» **QUOTED TEXT**
----------

Loans available to law students come primarily from two governmental programs: Federal Direct Unsubsidized Stafford Loans, and Federal Direct Graduate Plus Loans.  All graduate and professional students are independent for purposes of determining federal loan eligibility.

Additional financial aid information is provided in the School’s Financial Aid Handbook.

Free Application for Federal Student Aid (FAFSA) CSS Profile Application


The following forms will be provided by the Office of Financial Aid as necessary but are available here:

Yellow Ribbon Program

The Post-9/11 GI Bill, also known as Chapter 33, is the most commonly used VA educational benefits program at Stanford.  This program provides funding for tuition, required fees, books, and housing.  The level of a qualifying veteran’s Chapter 33 benefits is determined by the length of military service since 9/11/2001.  For the 2020-21 academic year, the base benefit for tuition and fees is capped at $25,162.

If you qualify for Chapter 33 benefits at the 100% level, you will receive additional funding through the Yellow Ribbon Program.  Under this program, Stanford Law provides an annual contribution to supplement the Chapter 33 base tuition benefit.  The VA matches Stanford’s Yellow Ribbon contribution.  For the 2020-21 academic year, Stanford Law’s annual Yellow Ribbon contribution for students will be 50% of the remaining tuition and fees with the VA providing the other 50% — together covering the full costs of tuition and fees.

Most VA educational benefit programs pay benefits directly to students on a monthly basis.  However, under the Post-9/11 GI Bill (Chapter 33), the VA sends tuition and fees benefits to Stanford, where the Central Financial Aid Office is responsible for applying the funds to the student account (university bill).  Chapter 33 books and housing benefits are sent directly to students monthly.  You may need to apply your housing benefits to the university bill to pay for on-campus room and board.

Graduate Family Grant

The Graduate Family Grant will provide up to $20,000 per year per family to eligible graduate students with dependent children. Funds may be used flexibly as needed to cover expenses such as childcare, healthcare and rent. Awards will be disbursed via the student’s account and are considered taxable income.

Receipt of this funding will not affect your need-based scholarship at the law school and instead will reduce your loan eligibility.

----------

» **JOB 1**
Extract every line of the data entries that contains the string "boxes", treating uppercase and lowercase letters as distinct.
The financial aid text and the data entries have no connection to each other.

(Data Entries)

----------

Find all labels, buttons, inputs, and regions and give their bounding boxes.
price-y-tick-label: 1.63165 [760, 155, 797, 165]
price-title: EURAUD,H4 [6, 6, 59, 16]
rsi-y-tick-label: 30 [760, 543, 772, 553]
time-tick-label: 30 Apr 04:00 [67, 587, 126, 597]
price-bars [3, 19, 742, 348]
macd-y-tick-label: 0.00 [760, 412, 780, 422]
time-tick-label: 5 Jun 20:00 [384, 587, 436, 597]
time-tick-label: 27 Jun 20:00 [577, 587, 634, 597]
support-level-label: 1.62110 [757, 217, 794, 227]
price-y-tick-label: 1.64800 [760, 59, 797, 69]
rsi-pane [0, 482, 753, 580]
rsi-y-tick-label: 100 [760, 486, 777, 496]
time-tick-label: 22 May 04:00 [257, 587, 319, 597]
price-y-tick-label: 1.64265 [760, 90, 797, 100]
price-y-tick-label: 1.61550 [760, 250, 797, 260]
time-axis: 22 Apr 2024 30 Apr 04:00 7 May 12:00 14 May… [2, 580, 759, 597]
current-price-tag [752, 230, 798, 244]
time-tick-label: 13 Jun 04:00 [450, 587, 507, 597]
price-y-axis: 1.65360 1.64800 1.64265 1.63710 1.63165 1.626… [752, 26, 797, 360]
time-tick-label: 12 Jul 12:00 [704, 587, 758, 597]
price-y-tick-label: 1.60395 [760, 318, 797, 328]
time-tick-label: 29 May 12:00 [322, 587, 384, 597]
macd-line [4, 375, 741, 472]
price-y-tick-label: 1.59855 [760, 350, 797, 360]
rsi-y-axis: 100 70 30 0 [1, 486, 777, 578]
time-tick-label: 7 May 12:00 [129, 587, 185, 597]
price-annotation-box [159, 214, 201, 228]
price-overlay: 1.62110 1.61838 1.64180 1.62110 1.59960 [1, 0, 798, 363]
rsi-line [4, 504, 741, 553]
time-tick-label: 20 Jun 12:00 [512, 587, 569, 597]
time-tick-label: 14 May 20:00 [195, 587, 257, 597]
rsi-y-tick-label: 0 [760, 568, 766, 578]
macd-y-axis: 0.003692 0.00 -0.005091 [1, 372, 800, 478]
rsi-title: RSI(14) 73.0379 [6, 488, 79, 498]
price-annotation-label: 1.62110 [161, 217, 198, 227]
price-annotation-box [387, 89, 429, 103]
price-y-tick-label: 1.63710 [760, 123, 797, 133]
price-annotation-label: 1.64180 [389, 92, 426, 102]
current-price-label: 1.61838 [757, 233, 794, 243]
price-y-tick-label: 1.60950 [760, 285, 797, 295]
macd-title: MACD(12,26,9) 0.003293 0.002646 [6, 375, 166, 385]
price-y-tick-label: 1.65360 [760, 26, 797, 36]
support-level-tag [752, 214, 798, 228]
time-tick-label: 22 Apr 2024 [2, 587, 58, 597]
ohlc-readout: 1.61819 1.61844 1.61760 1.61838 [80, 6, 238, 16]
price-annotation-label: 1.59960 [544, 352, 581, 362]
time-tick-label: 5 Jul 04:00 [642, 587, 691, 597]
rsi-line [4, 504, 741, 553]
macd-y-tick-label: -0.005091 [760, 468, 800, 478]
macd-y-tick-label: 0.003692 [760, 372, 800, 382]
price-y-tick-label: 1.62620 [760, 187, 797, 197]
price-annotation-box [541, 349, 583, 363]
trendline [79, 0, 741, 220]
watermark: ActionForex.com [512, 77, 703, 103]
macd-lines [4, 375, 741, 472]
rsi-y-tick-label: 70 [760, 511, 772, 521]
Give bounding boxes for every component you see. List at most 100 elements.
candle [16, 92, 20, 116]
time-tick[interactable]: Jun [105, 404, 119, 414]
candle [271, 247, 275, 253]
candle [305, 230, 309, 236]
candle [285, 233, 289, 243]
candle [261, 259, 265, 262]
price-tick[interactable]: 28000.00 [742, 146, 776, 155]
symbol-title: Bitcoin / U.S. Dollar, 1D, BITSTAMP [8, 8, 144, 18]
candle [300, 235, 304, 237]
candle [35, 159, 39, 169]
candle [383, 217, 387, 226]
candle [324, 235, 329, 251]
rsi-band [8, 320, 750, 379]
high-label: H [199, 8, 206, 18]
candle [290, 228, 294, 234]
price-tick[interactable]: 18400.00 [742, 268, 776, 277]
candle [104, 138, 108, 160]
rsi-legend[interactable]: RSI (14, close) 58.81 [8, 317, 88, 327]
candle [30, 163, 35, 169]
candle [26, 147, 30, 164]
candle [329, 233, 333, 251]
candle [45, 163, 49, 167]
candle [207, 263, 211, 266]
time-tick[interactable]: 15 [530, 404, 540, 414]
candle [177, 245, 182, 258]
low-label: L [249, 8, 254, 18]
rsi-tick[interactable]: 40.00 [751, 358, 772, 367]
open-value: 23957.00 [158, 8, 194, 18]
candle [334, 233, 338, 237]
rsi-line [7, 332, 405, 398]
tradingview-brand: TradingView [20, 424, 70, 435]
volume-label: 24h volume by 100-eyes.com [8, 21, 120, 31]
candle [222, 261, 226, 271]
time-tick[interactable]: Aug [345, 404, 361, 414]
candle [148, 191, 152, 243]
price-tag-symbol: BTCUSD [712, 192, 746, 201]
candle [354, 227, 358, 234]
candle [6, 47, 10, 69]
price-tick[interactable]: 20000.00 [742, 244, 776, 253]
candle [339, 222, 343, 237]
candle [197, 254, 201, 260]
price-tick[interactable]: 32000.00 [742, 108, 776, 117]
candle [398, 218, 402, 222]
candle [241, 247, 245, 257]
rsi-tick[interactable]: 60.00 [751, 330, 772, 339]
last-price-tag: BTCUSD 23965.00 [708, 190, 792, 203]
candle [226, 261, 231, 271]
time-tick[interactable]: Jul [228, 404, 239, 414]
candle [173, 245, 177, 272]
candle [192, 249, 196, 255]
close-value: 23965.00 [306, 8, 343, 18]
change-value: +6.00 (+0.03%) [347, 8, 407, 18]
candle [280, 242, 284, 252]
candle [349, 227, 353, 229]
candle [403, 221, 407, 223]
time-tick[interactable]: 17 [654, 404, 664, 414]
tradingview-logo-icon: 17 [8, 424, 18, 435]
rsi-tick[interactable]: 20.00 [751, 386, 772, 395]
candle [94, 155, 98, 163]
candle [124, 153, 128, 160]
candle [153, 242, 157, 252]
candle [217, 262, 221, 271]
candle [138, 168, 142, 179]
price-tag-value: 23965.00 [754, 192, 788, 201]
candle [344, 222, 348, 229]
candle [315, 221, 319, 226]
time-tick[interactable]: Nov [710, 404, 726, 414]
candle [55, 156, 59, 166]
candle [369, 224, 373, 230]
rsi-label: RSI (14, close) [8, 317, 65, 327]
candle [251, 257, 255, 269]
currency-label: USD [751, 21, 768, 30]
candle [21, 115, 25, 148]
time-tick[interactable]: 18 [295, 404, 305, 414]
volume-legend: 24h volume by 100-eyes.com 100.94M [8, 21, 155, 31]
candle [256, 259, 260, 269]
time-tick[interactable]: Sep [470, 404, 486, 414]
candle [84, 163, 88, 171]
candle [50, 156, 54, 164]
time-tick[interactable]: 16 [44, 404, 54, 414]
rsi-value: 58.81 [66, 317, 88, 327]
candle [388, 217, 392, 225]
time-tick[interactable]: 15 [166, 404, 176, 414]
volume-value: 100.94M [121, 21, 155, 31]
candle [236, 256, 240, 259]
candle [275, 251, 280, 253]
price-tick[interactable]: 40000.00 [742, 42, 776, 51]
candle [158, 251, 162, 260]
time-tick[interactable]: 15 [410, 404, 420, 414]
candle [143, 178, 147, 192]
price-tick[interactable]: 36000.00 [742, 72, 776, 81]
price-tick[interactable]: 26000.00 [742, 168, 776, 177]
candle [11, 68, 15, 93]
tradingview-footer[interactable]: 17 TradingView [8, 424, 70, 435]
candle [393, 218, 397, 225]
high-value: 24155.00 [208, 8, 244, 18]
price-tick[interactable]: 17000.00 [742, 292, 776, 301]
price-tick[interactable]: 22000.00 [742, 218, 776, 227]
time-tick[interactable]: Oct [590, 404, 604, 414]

----------

» **JOB 2**
Reproduce the stretch of the financial aid text from "The following forms" through "capped at $25,162.".

» **CORRECT OUTPUT 1**
Find all labels, buttons, inputs, and regions and give their bounding boxes.
Give bounding boxes for every component you see. List at most 100 elements.

» **CORRECT OUTPUT 2**
The following forms will be provided by the Office of Financial Aid as necessary but are available here:

Yellow Ribbon Program

The Post-9/11 GI Bill, also known as Chapter 33, is the most commonly used VA educational benefits program at Stanford.  This program provides funding for tuition, required fees, books, and housing.  The level of a qualifying veteran’s Chapter 33 benefits is determined by the length of military service since 9/11/2001.  For the 2020-21 academic year, the base benefit for tuition and fees is capped at $25,162.